Write the next part of the abstract on Lu₂O₃:Eu³⁺ nanowire arrays, picking up right after its final sentence.

_QUOTED TEXT:_
▬▬▬

Sol-Gel Template Synthesis and Characterization of Lu₂O₃:Eu³⁺ Nanowire Arrays

Abstract

Uniform Lu₂O₃:Eu³⁺ nanowire arrays were successfully prepared by the sol-gel process using anodic aluminum oxide (AAO) templates. The as-synthesized nanowires are homogeneous, highly ordered, and dense and have a uniform diameter of ~300 nm defined by the AAO templates. The X-ray diffraction and selected area electron diffraction results show that the Lu₂O₃:Eu³⁺ nanowires have a polycrystalline cubic structure, and the crystallite size of the Lu₂O₃:Eu³⁺ nanowires is confined by the AAO template. The nanowires within the AAO template showed good photoluminescence and X-ray-excited optical luminescence performances for Lu₂O₃:Eu³⁺. The emission peaks were attributed to the ⁵D₀ → ⁷F_J transitions of Eu³⁺ (J = 0, 1, 2, 3).

▬▬▬

_DATASET EXTRACT:_
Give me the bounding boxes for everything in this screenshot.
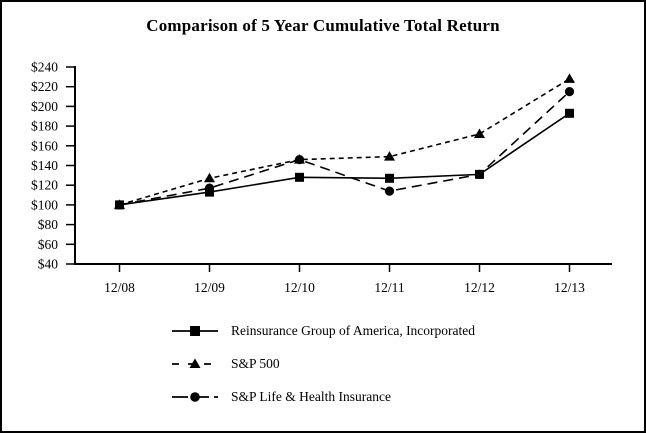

▬▬▬

_FINAL RESULT:_
1. Introduction

Nanowire arrays have attracted extensive attention because of their fascinating properties, and they can be used in a wide range of areas, including electronics and photonics, energy generation and storage, sensors, and catalysis [1,2,3,4,5]. Over the past decades, many effective approaches have been developed to fabricate nanowire arrays [4,5,6,7]. Among these methods, templated synthesis provides a simple and cost-effective way to precisely control the size, shape, configuration, and direction of otherwise unattainable nanowire arrays. Because of their orderly aligned and well-controllable pores with ideally cylindrical shape, nanoporous anodic aluminum oxide (AAO) has been successfully used as a template to fabricate a vast variety of nanowire arrays using methods such as electrochemical deposition, electroless deposition, chemical and physical vapor deposition, sol-gel deposition, and pressure injection [8,9,10,11]. Sol-gel processing combined with an AAO template has been proven to be a powerful approach for the stoichiometric synthesis of ordered arrays of diverse nanowires because of its advantages such as low synthesis temperature, homogeneous multi-component, and simple equipment [12,13].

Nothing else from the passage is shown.